#### SHORT EXERCISE
Repeat the material in full. Keep every line exactly as it is.

#### PROVIDED DATA

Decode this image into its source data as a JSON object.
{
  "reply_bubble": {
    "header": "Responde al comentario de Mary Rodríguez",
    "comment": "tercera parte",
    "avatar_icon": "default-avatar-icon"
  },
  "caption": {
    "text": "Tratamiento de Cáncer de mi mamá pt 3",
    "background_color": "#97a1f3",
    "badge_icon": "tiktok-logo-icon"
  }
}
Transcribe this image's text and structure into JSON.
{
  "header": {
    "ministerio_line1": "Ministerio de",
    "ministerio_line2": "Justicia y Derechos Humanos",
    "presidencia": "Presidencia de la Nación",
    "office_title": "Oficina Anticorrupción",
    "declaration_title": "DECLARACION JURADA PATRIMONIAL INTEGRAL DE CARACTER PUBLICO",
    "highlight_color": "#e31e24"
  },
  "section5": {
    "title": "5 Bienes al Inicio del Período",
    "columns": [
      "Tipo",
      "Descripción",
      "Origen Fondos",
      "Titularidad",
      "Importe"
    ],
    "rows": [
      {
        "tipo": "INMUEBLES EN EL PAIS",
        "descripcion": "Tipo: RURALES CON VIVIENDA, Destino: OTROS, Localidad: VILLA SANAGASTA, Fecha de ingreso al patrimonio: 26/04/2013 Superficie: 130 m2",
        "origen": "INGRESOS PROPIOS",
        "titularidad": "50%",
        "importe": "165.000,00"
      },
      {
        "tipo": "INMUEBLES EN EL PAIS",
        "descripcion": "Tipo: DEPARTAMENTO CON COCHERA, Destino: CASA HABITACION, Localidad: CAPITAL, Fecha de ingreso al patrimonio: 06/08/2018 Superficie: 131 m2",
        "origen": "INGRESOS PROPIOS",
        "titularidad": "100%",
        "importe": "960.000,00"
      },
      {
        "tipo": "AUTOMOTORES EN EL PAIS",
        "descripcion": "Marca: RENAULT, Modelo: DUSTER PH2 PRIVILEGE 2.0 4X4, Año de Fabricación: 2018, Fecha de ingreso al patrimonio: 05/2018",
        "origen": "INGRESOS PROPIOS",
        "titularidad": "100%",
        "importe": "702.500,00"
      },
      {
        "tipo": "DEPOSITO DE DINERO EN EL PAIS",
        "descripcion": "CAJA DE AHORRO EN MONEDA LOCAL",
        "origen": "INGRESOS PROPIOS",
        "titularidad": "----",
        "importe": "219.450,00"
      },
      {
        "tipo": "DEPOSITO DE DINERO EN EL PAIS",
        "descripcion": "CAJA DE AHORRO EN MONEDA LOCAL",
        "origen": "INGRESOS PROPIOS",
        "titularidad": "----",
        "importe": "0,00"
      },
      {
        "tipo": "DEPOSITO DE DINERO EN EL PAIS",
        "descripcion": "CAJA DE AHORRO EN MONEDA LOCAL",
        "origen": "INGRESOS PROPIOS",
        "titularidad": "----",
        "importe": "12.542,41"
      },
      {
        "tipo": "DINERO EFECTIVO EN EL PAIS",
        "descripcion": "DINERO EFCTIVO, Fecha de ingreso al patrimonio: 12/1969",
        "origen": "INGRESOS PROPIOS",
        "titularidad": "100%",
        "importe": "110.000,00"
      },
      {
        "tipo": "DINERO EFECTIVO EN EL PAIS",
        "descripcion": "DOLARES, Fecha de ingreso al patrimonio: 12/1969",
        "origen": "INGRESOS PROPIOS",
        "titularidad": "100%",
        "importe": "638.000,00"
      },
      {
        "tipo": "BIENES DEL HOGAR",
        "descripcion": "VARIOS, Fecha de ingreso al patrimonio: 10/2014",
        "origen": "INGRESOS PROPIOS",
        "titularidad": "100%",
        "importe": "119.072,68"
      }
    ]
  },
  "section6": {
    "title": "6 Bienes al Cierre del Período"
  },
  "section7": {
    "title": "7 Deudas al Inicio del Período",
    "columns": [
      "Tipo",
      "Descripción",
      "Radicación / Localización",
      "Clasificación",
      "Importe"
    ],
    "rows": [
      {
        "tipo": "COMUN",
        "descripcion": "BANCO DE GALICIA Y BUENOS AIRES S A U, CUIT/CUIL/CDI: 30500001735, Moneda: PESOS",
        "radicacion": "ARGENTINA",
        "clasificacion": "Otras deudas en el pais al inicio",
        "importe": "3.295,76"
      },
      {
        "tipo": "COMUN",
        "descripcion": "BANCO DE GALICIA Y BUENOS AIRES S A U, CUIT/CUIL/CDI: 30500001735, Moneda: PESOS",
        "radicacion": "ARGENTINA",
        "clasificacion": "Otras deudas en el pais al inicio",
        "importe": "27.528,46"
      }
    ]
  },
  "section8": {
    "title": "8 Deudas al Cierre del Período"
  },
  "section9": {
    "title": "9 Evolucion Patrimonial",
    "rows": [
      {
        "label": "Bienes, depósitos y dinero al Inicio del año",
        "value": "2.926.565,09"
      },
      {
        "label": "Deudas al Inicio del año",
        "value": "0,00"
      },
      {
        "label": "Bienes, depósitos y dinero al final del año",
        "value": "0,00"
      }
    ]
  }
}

#### RESULT OF THE EXERCISE
Decode this image into its source data as a JSON object.
{
  "reply_bubble": {
    "header": "Responde al comentario de Mary Rodríguez",
    "comment": "tercera parte",
    "avatar_icon": "default-avatar-icon"
  },
  "caption": {
    "text": "Tratamiento de Cáncer de mi mamá pt 3",
    "background_color": "#97a1f3",
    "badge_icon": "tiktok-logo-icon"
  }
}
Transcribe this image's text and structure into JSON.
{
  "header": {
    "ministerio_line1": "Ministerio de",
    "ministerio_line2": "Justicia y Derechos Humanos",
    "presidencia": "Presidencia de la Nación",
    "office_title": "Oficina Anticorrupción",
    "declaration_title": "DECLARACION JURADA PATRIMONIAL INTEGRAL DE CARACTER PUBLICO",
    "highlight_color": "#e31e24"
  },
  "section5": {
    "title": "5 Bienes al Inicio del Período",
    "columns": [
      "Tipo",
      "Descripción",
      "Origen Fondos",
      "Titularidad",
      "Importe"
    ],
    "rows": [
      {
        "tipo": "INMUEBLES EN EL PAIS",
        "descripcion": "Tipo: RURALES CON VIVIENDA, Destino: OTROS, Localidad: VILLA SANAGASTA, Fecha de ingreso al patrimonio: 26/04/2013 Superficie: 130 m2",
        "origen": "INGRESOS PROPIOS",
        "titularidad": "50%",
        "importe": "165.000,00"
      },
      {
        "tipo": "INMUEBLES EN EL PAIS",
        "descripcion": "Tipo: DEPARTAMENTO CON COCHERA, Destino: CASA HABITACION, Localidad: CAPITAL, Fecha de ingreso al patrimonio: 06/08/2018 Superficie: 131 m2",
        "origen": "INGRESOS PROPIOS",
        "titularidad": "100%",
        "importe": "960.000,00"
      },
      {
        "tipo": "AUTOMOTORES EN EL PAIS",
        "descripcion": "Marca: RENAULT, Modelo: DUSTER PH2 PRIVILEGE 2.0 4X4, Año de Fabricación: 2018, Fecha de ingreso al patrimonio: 05/2018",
        "origen": "INGRESOS PROPIOS",
        "titularidad": "100%",
        "importe": "702.500,00"
      },
      {
        "tipo": "DEPOSITO DE DINERO EN EL PAIS",
        "descripcion": "CAJA DE AHORRO EN MONEDA LOCAL",
        "origen": "INGRESOS PROPIOS",
        "titularidad": "----",
        "importe": "219.450,00"
      },
      {
        "tipo": "DEPOSITO DE DINERO EN EL PAIS",
        "descripcion": "CAJA DE AHORRO EN MONEDA LOCAL",
        "origen": "INGRESOS PROPIOS",
        "titularidad": "----",
        "importe": "0,00"
      },
      {
        "tipo": "DEPOSITO DE DINERO EN EL PAIS",
        "descripcion": "CAJA DE AHORRO EN MONEDA LOCAL",
        "origen": "INGRESOS PROPIOS",
        "titularidad": "----",
        "importe": "12.542,41"
      },
      {
        "tipo": "DINERO EFECTIVO EN EL PAIS",
        "descripcion": "DINERO EFCTIVO, Fecha de ingreso al patrimonio: 12/1969",
        "origen": "INGRESOS PROPIOS",
        "titularidad": "100%",
        "importe": "110.000,00"
      },
      {
        "tipo": "DINERO EFECTIVO EN EL PAIS",
        "descripcion": "DOLARES, Fecha de ingreso al patrimonio: 12/1969",
        "origen": "INGRESOS PROPIOS",
        "titularidad": "100%",
        "importe": "638.000,00"
      },
      {
        "tipo": "BIENES DEL HOGAR",
        "descripcion": "VARIOS, Fecha de ingreso al patrimonio: 10/2014",
        "origen": "INGRESOS PROPIOS",
        "titularidad": "100%",
        "importe": "119.072,68"
      }
    ]
  },
  "section6": {
    "title": "6 Bienes al Cierre del Período"
  },
  "section7": {
    "title": "7 Deudas al Inicio del Período",
    "columns": [
      "Tipo",
      "Descripción",
      "Radicación / Localización",
      "Clasificación",
      "Importe"
    ],
    "rows": [
      {
        "tipo": "COMUN",
        "descripcion": "BANCO DE GALICIA Y BUENOS AIRES S A U, CUIT/CUIL/CDI: 30500001735, Moneda: PESOS",
        "radicacion": "ARGENTINA",
        "clasificacion": "Otras deudas en el pais al inicio",
        "importe": "3.295,76"
      },
      {
        "tipo": "COMUN",
        "descripcion": "BANCO DE GALICIA Y BUENOS AIRES S A U, CUIT/CUIL/CDI: 30500001735, Moneda: PESOS",
        "radicacion": "ARGENTINA",
        "clasificacion": "Otras deudas en el pais al inicio",
        "importe": "27.528,46"
      }
    ]
  },
  "section8": {
    "title": "8 Deudas al Cierre del Período"
  },
  "section9": {
    "title": "9 Evolucion Patrimonial",
    "rows": [
      {
        "label": "Bienes, depósitos y dinero al Inicio del año",
        "value": "2.926.565,09"
      },
      {
        "label": "Deudas al Inicio del año",
        "value": "0,00"
      },
      {
        "label": "Bienes, depósitos y dinero al final del año",
        "value": "0,00"
      }
    ]
  }
}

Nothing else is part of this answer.